(Saved data entries)
====

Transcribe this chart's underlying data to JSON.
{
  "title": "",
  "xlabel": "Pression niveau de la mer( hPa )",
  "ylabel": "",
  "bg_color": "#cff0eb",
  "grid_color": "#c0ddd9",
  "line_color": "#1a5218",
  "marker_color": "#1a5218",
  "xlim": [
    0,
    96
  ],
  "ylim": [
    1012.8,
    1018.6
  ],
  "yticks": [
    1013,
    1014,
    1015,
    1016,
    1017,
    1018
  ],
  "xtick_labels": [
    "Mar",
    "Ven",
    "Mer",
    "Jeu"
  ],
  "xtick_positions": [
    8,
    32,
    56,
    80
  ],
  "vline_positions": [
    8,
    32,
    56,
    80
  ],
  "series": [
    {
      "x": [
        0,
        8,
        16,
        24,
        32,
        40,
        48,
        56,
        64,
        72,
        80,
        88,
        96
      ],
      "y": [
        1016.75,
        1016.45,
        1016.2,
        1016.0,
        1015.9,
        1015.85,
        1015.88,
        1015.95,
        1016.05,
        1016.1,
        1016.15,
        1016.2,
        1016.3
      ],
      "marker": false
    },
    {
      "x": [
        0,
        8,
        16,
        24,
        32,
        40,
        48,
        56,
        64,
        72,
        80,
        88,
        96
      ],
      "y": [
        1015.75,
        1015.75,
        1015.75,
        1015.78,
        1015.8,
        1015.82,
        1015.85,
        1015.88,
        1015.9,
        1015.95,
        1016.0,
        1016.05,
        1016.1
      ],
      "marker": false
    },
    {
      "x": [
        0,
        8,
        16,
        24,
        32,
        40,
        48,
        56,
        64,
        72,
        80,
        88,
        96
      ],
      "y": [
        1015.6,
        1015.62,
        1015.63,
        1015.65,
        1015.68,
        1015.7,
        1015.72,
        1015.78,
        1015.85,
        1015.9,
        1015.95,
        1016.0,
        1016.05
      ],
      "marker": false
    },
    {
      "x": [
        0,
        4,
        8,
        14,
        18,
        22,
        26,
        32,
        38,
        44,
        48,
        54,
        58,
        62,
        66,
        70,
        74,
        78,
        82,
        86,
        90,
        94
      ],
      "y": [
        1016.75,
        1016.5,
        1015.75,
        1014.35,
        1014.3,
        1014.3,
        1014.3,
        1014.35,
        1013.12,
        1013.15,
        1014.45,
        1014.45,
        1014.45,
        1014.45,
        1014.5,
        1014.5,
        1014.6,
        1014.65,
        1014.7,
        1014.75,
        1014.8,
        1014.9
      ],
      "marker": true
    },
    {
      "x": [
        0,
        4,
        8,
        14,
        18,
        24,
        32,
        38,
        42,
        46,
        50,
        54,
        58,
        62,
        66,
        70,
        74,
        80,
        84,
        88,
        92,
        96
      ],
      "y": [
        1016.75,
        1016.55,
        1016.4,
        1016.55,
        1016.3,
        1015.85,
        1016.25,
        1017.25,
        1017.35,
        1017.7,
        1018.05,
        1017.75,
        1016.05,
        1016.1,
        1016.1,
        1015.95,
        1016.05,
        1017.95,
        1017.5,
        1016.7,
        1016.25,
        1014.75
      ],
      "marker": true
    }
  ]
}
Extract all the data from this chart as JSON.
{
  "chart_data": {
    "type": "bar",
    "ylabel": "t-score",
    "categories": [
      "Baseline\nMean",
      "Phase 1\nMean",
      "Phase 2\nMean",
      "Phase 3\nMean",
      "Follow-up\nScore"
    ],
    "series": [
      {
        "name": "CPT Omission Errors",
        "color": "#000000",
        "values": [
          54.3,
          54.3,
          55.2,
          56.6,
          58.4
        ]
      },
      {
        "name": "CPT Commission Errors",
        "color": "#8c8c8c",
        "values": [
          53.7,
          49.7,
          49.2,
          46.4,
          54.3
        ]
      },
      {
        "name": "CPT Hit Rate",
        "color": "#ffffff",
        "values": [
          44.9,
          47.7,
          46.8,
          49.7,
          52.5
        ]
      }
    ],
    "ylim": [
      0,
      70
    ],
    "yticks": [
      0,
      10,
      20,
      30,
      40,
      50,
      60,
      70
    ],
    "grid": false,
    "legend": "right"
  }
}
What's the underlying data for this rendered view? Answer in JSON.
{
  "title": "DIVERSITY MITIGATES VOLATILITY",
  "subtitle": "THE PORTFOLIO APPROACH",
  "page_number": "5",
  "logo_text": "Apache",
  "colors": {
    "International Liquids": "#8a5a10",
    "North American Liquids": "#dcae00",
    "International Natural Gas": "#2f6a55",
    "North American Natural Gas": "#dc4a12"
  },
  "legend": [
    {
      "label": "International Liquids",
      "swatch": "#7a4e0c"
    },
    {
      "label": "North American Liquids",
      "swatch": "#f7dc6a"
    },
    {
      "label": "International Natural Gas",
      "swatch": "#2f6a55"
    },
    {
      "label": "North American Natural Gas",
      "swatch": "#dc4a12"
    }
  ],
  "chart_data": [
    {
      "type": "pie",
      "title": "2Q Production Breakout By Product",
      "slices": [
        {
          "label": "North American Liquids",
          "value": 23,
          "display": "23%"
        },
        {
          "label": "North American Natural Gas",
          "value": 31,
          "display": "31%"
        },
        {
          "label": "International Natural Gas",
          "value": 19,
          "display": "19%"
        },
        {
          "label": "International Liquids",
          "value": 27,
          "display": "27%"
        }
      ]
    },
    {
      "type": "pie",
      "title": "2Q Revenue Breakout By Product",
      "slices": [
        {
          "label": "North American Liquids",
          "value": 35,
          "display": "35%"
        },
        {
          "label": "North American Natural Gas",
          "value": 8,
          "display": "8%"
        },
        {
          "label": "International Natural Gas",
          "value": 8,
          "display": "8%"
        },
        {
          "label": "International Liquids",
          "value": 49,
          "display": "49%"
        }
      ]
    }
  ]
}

====

#### EXERCISE AIM
Each line of the listing should be copied exactly.

#### EXERCISE RESPONSE
Transcribe this chart's underlying data to JSON.
{
  "title": "",
  "xlabel": "Pression niveau de la mer( hPa )",
  "ylabel": "",
  "bg_color": "#cff0eb",
  "grid_color": "#c0ddd9",
  "line_color": "#1a5218",
  "marker_color": "#1a5218",
  "xlim": [
    0,
    96
  ],
  "ylim": [
    1012.8,
    1018.6
  ],
  "yticks": [
    1013,
    1014,
    1015,
    1016,
    1017,
    1018
  ],
  "xtick_labels": [
    "Mar",
    "Ven",
    "Mer",
    "Jeu"
  ],
  "xtick_positions": [
    8,
    32,
    56,
    80
  ],
  "vline_positions": [
    8,
    32,
    56,
    80
  ],
  "series": [
    {
      "x": [
        0,
        8,
        16,
        24,
        32,
        40,
        48,
        56,
        64,
        72,
        80,
        88,
        96
      ],
      "y": [
        1016.75,
        1016.45,
        1016.2,
        1016.0,
        1015.9,
        1015.85,
        1015.88,
        1015.95,
        1016.05,
        1016.1,
        1016.15,
        1016.2,
        1016.3
      ],
      "marker": false
    },
    {
      "x": [
        0,
        8,
        16,
        24,
        32,
        40,
        48,
        56,
        64,
        72,
        80,
        88,
        96
      ],
      "y": [
        1015.75,
        1015.75,
        1015.75,
        1015.78,
        1015.8,
        1015.82,
        1015.85,
        1015.88,
        1015.9,
        1015.95,
        1016.0,
        1016.05,
        1016.1
      ],
      "marker": false
    },
    {
      "x": [
        0,
        8,
        16,
        24,
        32,
        40,
        48,
        56,
        64,
        72,
        80,
        88,
        96
      ],
      "y": [
        1015.6,
        1015.62,
        1015.63,
        1015.65,
        1015.68,
        1015.7,
        1015.72,
        1015.78,
        1015.85,
        1015.9,
        1015.95,
        1016.0,
        1016.05
      ],
      "marker": false
    },
    {
      "x": [
        0,
        4,
        8,
        14,
        18,
        22,
        26,
        32,
        38,
        44,
        48,
        54,
        58,
        62,
        66,
        70,
        74,
        78,
        82,
        86,
        90,
        94
      ],
      "y": [
        1016.75,
        1016.5,
        1015.75,
        1014.35,
        1014.3,
        1014.3,
        1014.3,
        1014.35,
        1013.12,
        1013.15,
        1014.45,
        1014.45,
        1014.45,
        1014.45,
        1014.5,
        1014.5,
        1014.6,
        1014.65,
        1014.7,
        1014.75,
        1014.8,
        1014.9
      ],
      "marker": true
    },
    {
      "x": [
        0,
        4,
        8,
        14,
        18,
        24,
        32,
        38,
        42,
        46,
        50,
        54,
        58,
        62,
        66,
        70,
        74,
        80,
        84,
        88,
        92,
        96
      ],
      "y": [
        1016.75,
        1016.55,
        1016.4,
        1016.55,
        1016.3,
        1015.85,
        1016.25,
        1017.25,
        1017.35,
        1017.7,
        1018.05,
        1017.75,
        1016.05,
        1016.1,
        1016.1,
        1015.95,
        1016.05,
        1017.95,
        1017.5,
        1016.7,
        1016.25,
        1014.75
      ],
      "marker": true
    }
  ]
}
Extract all the data from this chart as JSON.
{
  "chart_data": {
    "type": "bar",
    "ylabel": "t-score",
    "categories": [
      "Baseline\nMean",
      "Phase 1\nMean",
      "Phase 2\nMean",
      "Phase 3\nMean",
      "Follow-up\nScore"
    ],
    "series": [
      {
        "name": "CPT Omission Errors",
        "color": "#000000",
        "values": [
          54.3,
          54.3,
          55.2,
          56.6,
          58.4
        ]
      },
      {
        "name": "CPT Commission Errors",
        "color": "#8c8c8c",
        "values": [
          53.7,
          49.7,
          49.2,
          46.4,
          54.3
        ]
      },
      {
        "name": "CPT Hit Rate",
        "color": "#ffffff",
        "values": [
          44.9,
          47.7,
          46.8,
          49.7,
          52.5
        ]
      }
    ],
    "ylim": [
      0,
      70
    ],
    "yticks": [
      0,
      10,
      20,
      30,
      40,
      50,
      60,
      70
    ],
    "grid": false,
    "legend": "right"
  }
}
What's the underlying data for this rendered view? Answer in JSON.
{
  "title": "DIVERSITY MITIGATES VOLATILITY",
  "subtitle": "THE PORTFOLIO APPROACH",
  "page_number": "5",
  "logo_text": "Apache",
  "colors": {
    "International Liquids": "#8a5a10",
    "North American Liquids": "#dcae00",
    "International Natural Gas": "#2f6a55",
    "North American Natural Gas": "#dc4a12"
  },
  "legend": [
    {
      "label": "International Liquids",
      "swatch": "#7a4e0c"
    },
    {
      "label": "North American Liquids",
      "swatch": "#f7dc6a"
    },
    {
      "label": "International Natural Gas",
      "swatch": "#2f6a55"
    },
    {
      "label": "North American Natural Gas",
      "swatch": "#dc4a12"
    }
  ],
  "chart_data": [
    {
      "type": "pie",
      "title": "2Q Production Breakout By Product",
      "slices": [
        {
          "label": "North American Liquids",
          "value": 23,
          "display": "23%"
        },
        {
          "label": "North American Natural Gas",
          "value": 31,
          "display": "31%"
        },
        {
          "label": "International Natural Gas",
          "value": 19,
          "display": "19%"
        },
        {
          "label": "International Liquids",
          "value": 27,
          "display": "27%"
        }
      ]
    },
    {
      "type": "pie",
      "title": "2Q Revenue Breakout By Product",
      "slices": [
        {
          "label": "North American Liquids",
          "value": 35,
          "display": "35%"
        },
        {
          "label": "North American Natural Gas",
          "value": 8,
          "display": "8%"
        },
        {
          "label": "International Natural Gas",
          "value": 8,
          "display": "8%"
        },
        {
          "label": "International Liquids",
          "value": 49,
          "display": "49%"
        }
      ]
    }
  ]
}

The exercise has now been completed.